Exercise task = Extract the full set of records that follows, word for word.

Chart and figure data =
▼▼▼
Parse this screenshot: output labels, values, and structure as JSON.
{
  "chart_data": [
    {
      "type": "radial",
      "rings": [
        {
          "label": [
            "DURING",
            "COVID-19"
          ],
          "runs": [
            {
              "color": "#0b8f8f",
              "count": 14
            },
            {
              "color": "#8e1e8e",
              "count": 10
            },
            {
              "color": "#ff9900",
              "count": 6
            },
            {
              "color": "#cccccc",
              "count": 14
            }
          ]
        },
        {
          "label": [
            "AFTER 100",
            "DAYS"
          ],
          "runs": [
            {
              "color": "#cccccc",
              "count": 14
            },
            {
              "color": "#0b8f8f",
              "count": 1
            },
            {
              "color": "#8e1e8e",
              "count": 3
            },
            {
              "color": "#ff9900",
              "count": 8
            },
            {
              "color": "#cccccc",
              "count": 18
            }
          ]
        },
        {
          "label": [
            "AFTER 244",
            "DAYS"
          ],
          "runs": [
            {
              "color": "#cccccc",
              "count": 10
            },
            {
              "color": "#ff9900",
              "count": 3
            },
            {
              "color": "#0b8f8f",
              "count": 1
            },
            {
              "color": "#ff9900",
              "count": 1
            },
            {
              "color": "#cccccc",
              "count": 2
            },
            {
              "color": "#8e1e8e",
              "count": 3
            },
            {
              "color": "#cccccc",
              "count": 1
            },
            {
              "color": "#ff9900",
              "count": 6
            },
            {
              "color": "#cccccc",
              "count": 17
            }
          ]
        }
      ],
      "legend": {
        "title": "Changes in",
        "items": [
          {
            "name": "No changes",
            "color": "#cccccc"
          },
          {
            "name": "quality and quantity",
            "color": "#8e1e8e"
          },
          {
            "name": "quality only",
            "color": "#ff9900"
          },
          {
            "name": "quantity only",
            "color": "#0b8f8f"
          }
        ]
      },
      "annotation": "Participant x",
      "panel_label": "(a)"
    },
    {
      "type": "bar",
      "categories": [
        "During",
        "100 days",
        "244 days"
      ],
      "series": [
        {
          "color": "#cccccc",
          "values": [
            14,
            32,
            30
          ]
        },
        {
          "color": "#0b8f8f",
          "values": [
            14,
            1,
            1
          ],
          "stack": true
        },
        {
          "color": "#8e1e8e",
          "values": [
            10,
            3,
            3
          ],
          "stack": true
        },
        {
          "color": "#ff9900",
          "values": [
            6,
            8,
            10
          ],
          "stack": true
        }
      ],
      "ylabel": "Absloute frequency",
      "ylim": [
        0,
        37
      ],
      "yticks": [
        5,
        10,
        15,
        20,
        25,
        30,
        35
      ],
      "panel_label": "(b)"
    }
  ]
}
▲▲▲
Solution to this task =
Parse this screenshot: output labels, values, and structure as JSON.
{
  "chart_data": [
    {
      "type": "radial",
      "rings": [
        {
          "label": [
            "DURING",
            "COVID-19"
          ],
          "runs": [
            {
              "color": "#0b8f8f",
              "count": 14
            },
            {
              "color": "#8e1e8e",
              "count": 10
            },
            {
              "color": "#ff9900",
              "count": 6
            },
            {
              "color": "#cccccc",
              "count": 14
            }
          ]
        },
        {
          "label": [
            "AFTER 100",
            "DAYS"
          ],
          "runs": [
            {
              "color": "#cccccc",
              "count": 14
            },
            {
              "color": "#0b8f8f",
              "count": 1
            },
            {
              "color": "#8e1e8e",
              "count": 3
            },
            {
              "color": "#ff9900",
              "count": 8
            },
            {
              "color": "#cccccc",
              "count": 18
            }
          ]
        },
        {
          "label": [
            "AFTER 244",
            "DAYS"
          ],
          "runs": [
            {
              "color": "#cccccc",
              "count": 10
            },
            {
              "color": "#ff9900",
              "count": 3
            },
            {
              "color": "#0b8f8f",
              "count": 1
            },
            {
              "color": "#ff9900",
              "count": 1
            },
            {
              "color": "#cccccc",
              "count": 2
            },
            {
              "color": "#8e1e8e",
              "count": 3
            },
            {
              "color": "#cccccc",
              "count": 1
            },
            {
              "color": "#ff9900",
              "count": 6
            },
            {
              "color": "#cccccc",
              "count": 17
            }
          ]
        }
      ],
      "legend": {
        "title": "Changes in",
        "items": [
          {
            "name": "No changes",
            "color": "#cccccc"
          },
          {
            "name": "quality and quantity",
            "color": "#8e1e8e"
          },
          {
            "name": "quality only",
            "color": "#ff9900"
          },
          {
            "name": "quantity only",
            "color": "#0b8f8f"
          }
        ]
      },
      "annotation": "Participant x",
      "panel_label": "(a)"
    },
    {
      "type": "bar",
      "categories": [
        "During",
        "100 days",
        "244 days"
      ],
      "series": [
        {
          "color": "#cccccc",
          "values": [
            14,
            32,
            30
          ]
        },
        {
          "color": "#0b8f8f",
          "values": [
            14,
            1,
            1
          ],
          "stack": true
        },
        {
          "color": "#8e1e8e",
          "values": [
            10,
            3,
            3
          ],
          "stack": true
        },
        {
          "color": "#ff9900",
          "values": [
            6,
            8,
            10
          ],
          "stack": true
        }
      ],
      "ylabel": "Absloute frequency",
      "ylim": [
        0,
        37
      ],
      "yticks": [
        5,
        10,
        15,
        20,
        25,
        30,
        35
      ],
      "panel_label": "(b)"
    }
  ]
}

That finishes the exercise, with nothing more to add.